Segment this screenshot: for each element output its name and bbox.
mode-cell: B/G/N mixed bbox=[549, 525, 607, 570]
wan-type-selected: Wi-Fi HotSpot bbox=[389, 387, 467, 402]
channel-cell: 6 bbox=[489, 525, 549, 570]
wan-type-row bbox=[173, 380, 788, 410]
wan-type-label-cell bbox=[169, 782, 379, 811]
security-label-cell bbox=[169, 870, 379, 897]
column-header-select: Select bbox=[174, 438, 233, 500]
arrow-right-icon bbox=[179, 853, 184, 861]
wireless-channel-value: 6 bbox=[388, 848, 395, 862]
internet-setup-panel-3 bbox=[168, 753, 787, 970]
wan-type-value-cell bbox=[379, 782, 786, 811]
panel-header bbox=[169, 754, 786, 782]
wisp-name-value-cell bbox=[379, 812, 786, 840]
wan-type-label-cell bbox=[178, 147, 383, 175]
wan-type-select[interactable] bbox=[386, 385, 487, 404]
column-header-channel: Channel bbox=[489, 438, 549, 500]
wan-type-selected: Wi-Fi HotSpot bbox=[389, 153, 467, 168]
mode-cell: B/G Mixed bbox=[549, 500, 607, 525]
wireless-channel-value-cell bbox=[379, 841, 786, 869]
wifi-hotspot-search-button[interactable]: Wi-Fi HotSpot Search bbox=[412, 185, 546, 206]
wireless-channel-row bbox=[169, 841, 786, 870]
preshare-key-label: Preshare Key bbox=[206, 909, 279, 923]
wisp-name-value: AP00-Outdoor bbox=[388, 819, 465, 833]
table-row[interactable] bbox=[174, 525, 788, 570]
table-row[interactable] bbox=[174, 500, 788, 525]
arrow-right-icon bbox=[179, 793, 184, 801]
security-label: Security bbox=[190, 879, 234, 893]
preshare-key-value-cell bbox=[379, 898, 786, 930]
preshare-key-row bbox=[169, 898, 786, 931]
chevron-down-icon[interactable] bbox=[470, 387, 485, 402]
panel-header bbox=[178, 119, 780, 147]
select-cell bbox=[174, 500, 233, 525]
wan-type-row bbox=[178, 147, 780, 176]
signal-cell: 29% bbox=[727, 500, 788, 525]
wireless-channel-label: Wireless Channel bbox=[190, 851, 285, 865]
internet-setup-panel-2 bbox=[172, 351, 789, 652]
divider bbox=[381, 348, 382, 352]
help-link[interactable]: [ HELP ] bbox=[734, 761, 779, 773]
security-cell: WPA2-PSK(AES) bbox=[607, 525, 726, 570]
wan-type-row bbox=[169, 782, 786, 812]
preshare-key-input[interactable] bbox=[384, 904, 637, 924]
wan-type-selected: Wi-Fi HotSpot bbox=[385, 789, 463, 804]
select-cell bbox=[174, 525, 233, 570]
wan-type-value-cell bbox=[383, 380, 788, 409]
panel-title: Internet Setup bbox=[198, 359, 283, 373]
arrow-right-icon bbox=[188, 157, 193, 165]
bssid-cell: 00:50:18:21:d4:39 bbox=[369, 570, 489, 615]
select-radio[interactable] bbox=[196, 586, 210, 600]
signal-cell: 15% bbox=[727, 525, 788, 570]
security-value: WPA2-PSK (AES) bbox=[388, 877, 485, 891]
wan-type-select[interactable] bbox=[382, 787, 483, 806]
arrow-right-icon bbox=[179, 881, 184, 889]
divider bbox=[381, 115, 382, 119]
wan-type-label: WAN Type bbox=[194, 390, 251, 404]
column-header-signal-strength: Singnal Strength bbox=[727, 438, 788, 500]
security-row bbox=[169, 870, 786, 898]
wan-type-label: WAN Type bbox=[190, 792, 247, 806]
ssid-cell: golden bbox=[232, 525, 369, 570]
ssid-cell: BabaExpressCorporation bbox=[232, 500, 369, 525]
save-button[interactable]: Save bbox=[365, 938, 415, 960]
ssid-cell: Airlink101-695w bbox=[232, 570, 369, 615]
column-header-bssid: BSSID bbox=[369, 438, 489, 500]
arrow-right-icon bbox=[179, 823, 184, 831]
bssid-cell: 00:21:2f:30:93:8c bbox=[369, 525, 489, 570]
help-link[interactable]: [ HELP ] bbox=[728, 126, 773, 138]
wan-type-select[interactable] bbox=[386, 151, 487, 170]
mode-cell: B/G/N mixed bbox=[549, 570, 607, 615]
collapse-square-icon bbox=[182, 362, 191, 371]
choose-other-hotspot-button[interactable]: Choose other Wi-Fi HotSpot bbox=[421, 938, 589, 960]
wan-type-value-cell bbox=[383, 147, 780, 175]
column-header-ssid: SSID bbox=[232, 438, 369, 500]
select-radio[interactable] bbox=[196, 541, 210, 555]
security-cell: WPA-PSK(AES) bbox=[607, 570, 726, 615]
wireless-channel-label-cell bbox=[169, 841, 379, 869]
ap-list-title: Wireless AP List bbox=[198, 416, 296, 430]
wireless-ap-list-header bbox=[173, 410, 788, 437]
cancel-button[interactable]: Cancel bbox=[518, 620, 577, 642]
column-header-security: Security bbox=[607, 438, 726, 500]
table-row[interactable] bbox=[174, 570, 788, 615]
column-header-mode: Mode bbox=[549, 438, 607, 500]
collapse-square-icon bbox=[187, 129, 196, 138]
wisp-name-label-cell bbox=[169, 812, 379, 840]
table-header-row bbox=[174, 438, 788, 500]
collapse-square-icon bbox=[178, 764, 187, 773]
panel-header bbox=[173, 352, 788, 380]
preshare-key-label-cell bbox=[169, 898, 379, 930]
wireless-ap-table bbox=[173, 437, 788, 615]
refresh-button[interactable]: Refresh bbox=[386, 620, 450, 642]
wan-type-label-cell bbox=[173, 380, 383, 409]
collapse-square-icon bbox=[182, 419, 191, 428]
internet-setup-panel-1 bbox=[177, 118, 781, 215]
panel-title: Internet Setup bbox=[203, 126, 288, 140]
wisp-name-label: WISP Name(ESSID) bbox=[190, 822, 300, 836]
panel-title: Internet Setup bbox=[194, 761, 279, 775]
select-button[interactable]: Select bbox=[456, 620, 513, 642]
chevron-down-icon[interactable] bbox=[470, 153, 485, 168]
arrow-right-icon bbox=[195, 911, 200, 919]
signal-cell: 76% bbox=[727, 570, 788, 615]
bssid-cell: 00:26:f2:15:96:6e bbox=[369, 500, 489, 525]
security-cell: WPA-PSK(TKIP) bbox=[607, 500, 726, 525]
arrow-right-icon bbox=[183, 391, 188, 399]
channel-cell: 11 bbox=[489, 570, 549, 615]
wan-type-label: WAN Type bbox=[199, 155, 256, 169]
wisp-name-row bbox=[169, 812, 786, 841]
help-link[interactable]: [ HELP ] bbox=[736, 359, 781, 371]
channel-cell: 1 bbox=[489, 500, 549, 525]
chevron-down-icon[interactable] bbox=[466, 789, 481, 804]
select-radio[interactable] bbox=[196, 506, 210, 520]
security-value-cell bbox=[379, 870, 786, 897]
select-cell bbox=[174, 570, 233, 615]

------------------------------

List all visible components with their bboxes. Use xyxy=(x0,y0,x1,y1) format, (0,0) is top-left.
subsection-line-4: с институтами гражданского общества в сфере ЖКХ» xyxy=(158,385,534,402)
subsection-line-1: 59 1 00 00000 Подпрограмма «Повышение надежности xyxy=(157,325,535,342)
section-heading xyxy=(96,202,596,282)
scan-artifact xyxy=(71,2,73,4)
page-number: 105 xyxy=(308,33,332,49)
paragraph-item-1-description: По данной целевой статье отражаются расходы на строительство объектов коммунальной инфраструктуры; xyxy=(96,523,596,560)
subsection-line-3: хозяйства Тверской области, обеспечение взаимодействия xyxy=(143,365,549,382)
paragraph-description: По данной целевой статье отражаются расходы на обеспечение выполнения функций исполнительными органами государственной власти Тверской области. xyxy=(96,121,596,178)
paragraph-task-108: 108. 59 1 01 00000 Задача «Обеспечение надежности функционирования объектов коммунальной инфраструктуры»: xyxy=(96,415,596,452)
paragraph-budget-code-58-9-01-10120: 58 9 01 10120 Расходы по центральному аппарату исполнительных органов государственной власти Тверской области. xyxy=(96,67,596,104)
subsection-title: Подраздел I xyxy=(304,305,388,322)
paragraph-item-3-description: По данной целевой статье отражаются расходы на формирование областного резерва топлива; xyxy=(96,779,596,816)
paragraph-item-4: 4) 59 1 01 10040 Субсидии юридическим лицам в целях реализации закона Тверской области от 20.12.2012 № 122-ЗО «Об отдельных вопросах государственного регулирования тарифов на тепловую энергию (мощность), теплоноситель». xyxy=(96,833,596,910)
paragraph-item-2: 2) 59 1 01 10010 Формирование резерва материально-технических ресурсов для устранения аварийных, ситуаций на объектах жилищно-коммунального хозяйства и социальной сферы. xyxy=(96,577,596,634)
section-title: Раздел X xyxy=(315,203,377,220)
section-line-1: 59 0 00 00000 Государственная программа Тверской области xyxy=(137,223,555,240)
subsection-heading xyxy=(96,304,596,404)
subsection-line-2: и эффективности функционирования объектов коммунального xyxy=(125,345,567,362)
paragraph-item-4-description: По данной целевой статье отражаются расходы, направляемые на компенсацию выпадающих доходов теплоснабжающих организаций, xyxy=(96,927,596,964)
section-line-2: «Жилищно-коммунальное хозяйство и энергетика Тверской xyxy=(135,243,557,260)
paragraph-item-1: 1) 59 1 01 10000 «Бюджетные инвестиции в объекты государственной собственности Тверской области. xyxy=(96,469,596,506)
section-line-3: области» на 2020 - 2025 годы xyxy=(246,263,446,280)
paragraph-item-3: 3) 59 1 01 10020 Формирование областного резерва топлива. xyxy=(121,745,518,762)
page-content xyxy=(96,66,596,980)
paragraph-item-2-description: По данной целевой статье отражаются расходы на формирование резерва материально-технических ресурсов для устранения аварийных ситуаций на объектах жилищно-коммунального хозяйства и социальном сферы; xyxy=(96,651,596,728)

------------------------------

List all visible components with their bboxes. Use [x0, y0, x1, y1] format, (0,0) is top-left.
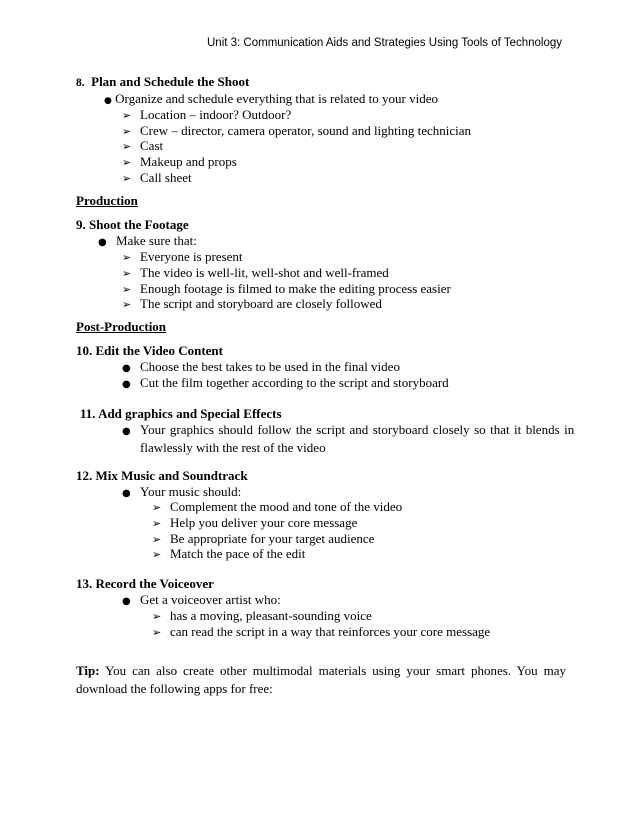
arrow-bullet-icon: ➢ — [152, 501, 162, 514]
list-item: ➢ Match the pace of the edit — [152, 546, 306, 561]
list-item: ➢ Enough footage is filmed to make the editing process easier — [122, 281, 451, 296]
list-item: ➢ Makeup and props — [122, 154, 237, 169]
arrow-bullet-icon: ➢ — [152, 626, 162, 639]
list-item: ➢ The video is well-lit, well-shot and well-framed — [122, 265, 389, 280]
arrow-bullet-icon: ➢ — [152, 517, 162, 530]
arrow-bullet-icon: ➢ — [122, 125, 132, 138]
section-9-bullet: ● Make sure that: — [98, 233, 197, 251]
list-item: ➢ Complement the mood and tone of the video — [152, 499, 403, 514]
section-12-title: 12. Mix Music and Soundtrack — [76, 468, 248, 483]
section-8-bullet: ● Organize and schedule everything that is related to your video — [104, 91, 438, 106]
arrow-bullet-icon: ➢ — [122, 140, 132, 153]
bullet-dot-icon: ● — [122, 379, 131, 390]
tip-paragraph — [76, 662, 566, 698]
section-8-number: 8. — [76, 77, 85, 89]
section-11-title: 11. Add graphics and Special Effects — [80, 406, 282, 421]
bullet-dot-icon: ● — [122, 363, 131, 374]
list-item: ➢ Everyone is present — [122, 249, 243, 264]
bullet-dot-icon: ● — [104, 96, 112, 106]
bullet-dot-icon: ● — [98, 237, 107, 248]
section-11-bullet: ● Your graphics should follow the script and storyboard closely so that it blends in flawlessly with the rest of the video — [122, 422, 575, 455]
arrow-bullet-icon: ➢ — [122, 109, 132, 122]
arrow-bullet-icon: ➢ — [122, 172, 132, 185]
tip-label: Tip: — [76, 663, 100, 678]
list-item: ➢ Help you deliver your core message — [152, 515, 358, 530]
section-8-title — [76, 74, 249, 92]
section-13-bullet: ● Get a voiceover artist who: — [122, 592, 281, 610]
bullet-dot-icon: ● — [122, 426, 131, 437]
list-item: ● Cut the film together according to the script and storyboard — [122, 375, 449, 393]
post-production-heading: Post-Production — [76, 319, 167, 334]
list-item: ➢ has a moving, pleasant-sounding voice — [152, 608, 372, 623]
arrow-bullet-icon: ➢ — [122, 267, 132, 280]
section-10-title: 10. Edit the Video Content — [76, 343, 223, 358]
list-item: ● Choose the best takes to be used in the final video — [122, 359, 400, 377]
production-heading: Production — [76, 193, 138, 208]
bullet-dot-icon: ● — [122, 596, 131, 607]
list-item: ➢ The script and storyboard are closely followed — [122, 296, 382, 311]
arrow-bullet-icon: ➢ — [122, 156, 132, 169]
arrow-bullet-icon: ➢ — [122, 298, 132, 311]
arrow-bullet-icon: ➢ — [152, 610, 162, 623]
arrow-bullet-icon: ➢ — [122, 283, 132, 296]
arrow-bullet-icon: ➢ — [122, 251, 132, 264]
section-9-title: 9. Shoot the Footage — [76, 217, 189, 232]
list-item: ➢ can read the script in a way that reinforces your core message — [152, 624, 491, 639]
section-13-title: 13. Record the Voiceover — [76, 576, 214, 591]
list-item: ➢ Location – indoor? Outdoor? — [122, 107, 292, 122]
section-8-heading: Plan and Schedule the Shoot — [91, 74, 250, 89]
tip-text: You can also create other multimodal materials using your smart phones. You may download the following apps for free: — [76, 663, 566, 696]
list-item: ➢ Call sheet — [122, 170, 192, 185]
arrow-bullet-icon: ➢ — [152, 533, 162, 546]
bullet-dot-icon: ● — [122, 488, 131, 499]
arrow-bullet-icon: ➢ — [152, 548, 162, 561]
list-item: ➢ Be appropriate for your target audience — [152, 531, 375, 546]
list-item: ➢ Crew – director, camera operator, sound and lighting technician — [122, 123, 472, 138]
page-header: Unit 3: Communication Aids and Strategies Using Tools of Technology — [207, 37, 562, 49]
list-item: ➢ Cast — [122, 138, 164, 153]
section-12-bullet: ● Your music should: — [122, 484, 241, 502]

------------------------------

### Problem to solve
Reproduce verbatim the rows beginning with the one containing "xyxy=(x0,y0,x1,y1) format, (0,0) is top-left." and ending with the one containing "page-number: 105 xyxy=(308,33,332,49)", including both of those rows.

### Response
List all visible components with their bboxes. Use xyxy=(x0,y0,x1,y1) format, (0,0) is top-left.
subsection-line-4: с институтами гражданского общества в сфере ЖКХ» xyxy=(158,385,534,402)
subsection-line-1: 59 1 00 00000 Подпрограмма «Повышение надежности xyxy=(157,325,535,342)
section-heading xyxy=(96,202,596,282)
scan-artifact xyxy=(71,2,73,4)
page-number: 105 xyxy=(308,33,332,49)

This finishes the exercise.